Provided data:
----------------
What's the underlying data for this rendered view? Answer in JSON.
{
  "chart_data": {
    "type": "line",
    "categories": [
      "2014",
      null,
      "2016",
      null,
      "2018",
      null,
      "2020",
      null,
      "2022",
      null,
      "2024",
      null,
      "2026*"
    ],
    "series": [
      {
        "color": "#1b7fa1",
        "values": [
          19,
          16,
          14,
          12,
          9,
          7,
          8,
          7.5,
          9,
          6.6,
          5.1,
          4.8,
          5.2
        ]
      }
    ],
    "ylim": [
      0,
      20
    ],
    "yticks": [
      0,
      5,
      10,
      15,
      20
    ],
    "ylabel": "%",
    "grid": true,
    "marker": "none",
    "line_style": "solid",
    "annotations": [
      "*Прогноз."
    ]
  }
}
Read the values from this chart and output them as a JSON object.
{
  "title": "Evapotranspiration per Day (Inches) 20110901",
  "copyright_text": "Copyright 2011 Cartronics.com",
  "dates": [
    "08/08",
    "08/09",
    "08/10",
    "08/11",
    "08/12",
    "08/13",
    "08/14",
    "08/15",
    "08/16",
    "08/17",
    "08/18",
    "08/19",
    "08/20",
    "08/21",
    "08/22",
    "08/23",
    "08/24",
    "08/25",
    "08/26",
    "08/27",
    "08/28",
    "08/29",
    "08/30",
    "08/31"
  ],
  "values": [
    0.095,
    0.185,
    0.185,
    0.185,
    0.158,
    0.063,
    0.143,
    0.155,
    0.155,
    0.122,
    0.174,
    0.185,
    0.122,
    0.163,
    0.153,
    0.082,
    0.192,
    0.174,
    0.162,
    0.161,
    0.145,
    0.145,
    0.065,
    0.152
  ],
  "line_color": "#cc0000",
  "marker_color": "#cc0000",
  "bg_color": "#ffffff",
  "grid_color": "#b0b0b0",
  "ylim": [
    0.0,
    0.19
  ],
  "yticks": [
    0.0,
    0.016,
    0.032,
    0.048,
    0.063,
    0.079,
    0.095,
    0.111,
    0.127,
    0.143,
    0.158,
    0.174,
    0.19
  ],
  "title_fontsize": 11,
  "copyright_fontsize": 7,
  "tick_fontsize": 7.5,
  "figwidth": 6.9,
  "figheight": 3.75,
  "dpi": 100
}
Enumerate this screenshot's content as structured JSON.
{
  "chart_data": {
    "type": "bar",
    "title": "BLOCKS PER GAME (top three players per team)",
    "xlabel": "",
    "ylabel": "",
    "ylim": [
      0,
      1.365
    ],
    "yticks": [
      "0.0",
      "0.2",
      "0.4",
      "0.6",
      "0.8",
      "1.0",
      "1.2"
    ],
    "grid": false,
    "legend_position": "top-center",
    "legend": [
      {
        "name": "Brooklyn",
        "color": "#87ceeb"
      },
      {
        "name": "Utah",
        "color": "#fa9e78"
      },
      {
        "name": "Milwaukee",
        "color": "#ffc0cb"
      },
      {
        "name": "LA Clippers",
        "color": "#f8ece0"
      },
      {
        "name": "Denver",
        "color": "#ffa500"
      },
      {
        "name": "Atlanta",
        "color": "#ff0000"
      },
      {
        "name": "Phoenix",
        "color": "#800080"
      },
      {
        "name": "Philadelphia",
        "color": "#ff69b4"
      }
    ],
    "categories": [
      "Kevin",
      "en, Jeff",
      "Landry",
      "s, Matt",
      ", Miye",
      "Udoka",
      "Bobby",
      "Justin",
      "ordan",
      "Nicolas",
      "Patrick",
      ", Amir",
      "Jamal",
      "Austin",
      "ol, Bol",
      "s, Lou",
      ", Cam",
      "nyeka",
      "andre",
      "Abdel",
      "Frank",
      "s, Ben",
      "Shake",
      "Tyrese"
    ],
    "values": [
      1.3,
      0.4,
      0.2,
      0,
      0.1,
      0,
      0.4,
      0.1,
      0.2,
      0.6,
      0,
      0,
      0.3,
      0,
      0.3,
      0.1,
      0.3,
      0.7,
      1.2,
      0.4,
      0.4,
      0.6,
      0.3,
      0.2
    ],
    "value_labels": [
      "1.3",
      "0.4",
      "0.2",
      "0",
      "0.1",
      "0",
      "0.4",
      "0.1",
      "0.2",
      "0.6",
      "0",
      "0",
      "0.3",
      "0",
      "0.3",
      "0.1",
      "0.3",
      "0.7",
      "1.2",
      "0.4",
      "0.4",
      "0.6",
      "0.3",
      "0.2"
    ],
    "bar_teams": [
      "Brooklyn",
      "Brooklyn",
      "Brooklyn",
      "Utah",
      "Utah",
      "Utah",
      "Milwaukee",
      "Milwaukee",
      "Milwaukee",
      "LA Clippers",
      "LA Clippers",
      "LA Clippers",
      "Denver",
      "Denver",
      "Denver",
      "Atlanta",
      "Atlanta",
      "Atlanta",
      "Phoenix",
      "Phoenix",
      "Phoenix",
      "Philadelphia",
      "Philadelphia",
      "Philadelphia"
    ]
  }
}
----------------
Goal of the exercise: Your task is to retype all of the records exactly.

Response below:
What's the underlying data for this rendered view? Answer in JSON.
{
  "chart_data": {
    "type": "line",
    "categories": [
      "2014",
      null,
      "2016",
      null,
      "2018",
      null,
      "2020",
      null,
      "2022",
      null,
      "2024",
      null,
      "2026*"
    ],
    "series": [
      {
        "color": "#1b7fa1",
        "values": [
          19,
          16,
          14,
          12,
          9,
          7,
          8,
          7.5,
          9,
          6.6,
          5.1,
          4.8,
          5.2
        ]
      }
    ],
    "ylim": [
      0,
      20
    ],
    "yticks": [
      0,
      5,
      10,
      15,
      20
    ],
    "ylabel": "%",
    "grid": true,
    "marker": "none",
    "line_style": "solid",
    "annotations": [
      "*Прогноз."
    ]
  }
}
Read the values from this chart and output them as a JSON object.
{
  "title": "Evapotranspiration per Day (Inches) 20110901",
  "copyright_text": "Copyright 2011 Cartronics.com",
  "dates": [
    "08/08",
    "08/09",
    "08/10",
    "08/11",
    "08/12",
    "08/13",
    "08/14",
    "08/15",
    "08/16",
    "08/17",
    "08/18",
    "08/19",
    "08/20",
    "08/21",
    "08/22",
    "08/23",
    "08/24",
    "08/25",
    "08/26",
    "08/27",
    "08/28",
    "08/29",
    "08/30",
    "08/31"
  ],
  "values": [
    0.095,
    0.185,
    0.185,
    0.185,
    0.158,
    0.063,
    0.143,
    0.155,
    0.155,
    0.122,
    0.174,
    0.185,
    0.122,
    0.163,
    0.153,
    0.082,
    0.192,
    0.174,
    0.162,
    0.161,
    0.145,
    0.145,
    0.065,
    0.152
  ],
  "line_color": "#cc0000",
  "marker_color": "#cc0000",
  "bg_color": "#ffffff",
  "grid_color": "#b0b0b0",
  "ylim": [
    0.0,
    0.19
  ],
  "yticks": [
    0.0,
    0.016,
    0.032,
    0.048,
    0.063,
    0.079,
    0.095,
    0.111,
    0.127,
    0.143,
    0.158,
    0.174,
    0.19
  ],
  "title_fontsize": 11,
  "copyright_fontsize": 7,
  "tick_fontsize": 7.5,
  "figwidth": 6.9,
  "figheight": 3.75,
  "dpi": 100
}
Enumerate this screenshot's content as structured JSON.
{
  "chart_data": {
    "type": "bar",
    "title": "BLOCKS PER GAME (top three players per team)",
    "xlabel": "",
    "ylabel": "",
    "ylim": [
      0,
      1.365
    ],
    "yticks": [
      "0.0",
      "0.2",
      "0.4",
      "0.6",
      "0.8",
      "1.0",
      "1.2"
    ],
    "grid": false,
    "legend_position": "top-center",
    "legend": [
      {
        "name": "Brooklyn",
        "color": "#87ceeb"
      },
      {
        "name": "Utah",
        "color": "#fa9e78"
      },
      {
        "name": "Milwaukee",
        "color": "#ffc0cb"
      },
      {
        "name": "LA Clippers",
        "color": "#f8ece0"
      },
      {
        "name": "Denver",
        "color": "#ffa500"
      },
      {
        "name": "Atlanta",
        "color": "#ff0000"
      },
      {
        "name": "Phoenix",
        "color": "#800080"
      },
      {
        "name": "Philadelphia",
        "color": "#ff69b4"
      }
    ],
    "categories": [
      "Kevin",
      "en, Jeff",
      "Landry",
      "s, Matt",
      ", Miye",
      "Udoka",
      "Bobby",
      "Justin",
      "ordan",
      "Nicolas",
      "Patrick",
      ", Amir",
      "Jamal",
      "Austin",
      "ol, Bol",
      "s, Lou",
      ", Cam",
      "nyeka",
      "andre",
      "Abdel",
      "Frank",
      "s, Ben",
      "Shake",
      "Tyrese"
    ],
    "values": [
      1.3,
      0.4,
      0.2,
      0,
      0.1,
      0,
      0.4,
      0.1,
      0.2,
      0.6,
      0,
      0,
      0.3,
      0,
      0.3,
      0.1,
      0.3,
      0.7,
      1.2,
      0.4,
      0.4,
      0.6,
      0.3,
      0.2
    ],
    "value_labels": [
      "1.3",
      "0.4",
      "0.2",
      "0",
      "0.1",
      "0",
      "0.4",
      "0.1",
      "0.2",
      "0.6",
      "0",
      "0",
      "0.3",
      "0",
      "0.3",
      "0.1",
      "0.3",
      "0.7",
      "1.2",
      "0.4",
      "0.4",
      "0.6",
      "0.3",
      "0.2"
    ],
    "bar_teams": [
      "Brooklyn",
      "Brooklyn",
      "Brooklyn",
      "Utah",
      "Utah",
      "Utah",
      "Milwaukee",
      "Milwaukee",
      "Milwaukee",
      "LA Clippers",
      "LA Clippers",
      "LA Clippers",
      "Denver",
      "Denver",
      "Denver",
      "Atlanta",
      "Atlanta",
      "Atlanta",
      "Phoenix",
      "Phoenix",
      "Phoenix",
      "Philadelphia",
      "Philadelphia",
      "Philadelphia"
    ]
  }
}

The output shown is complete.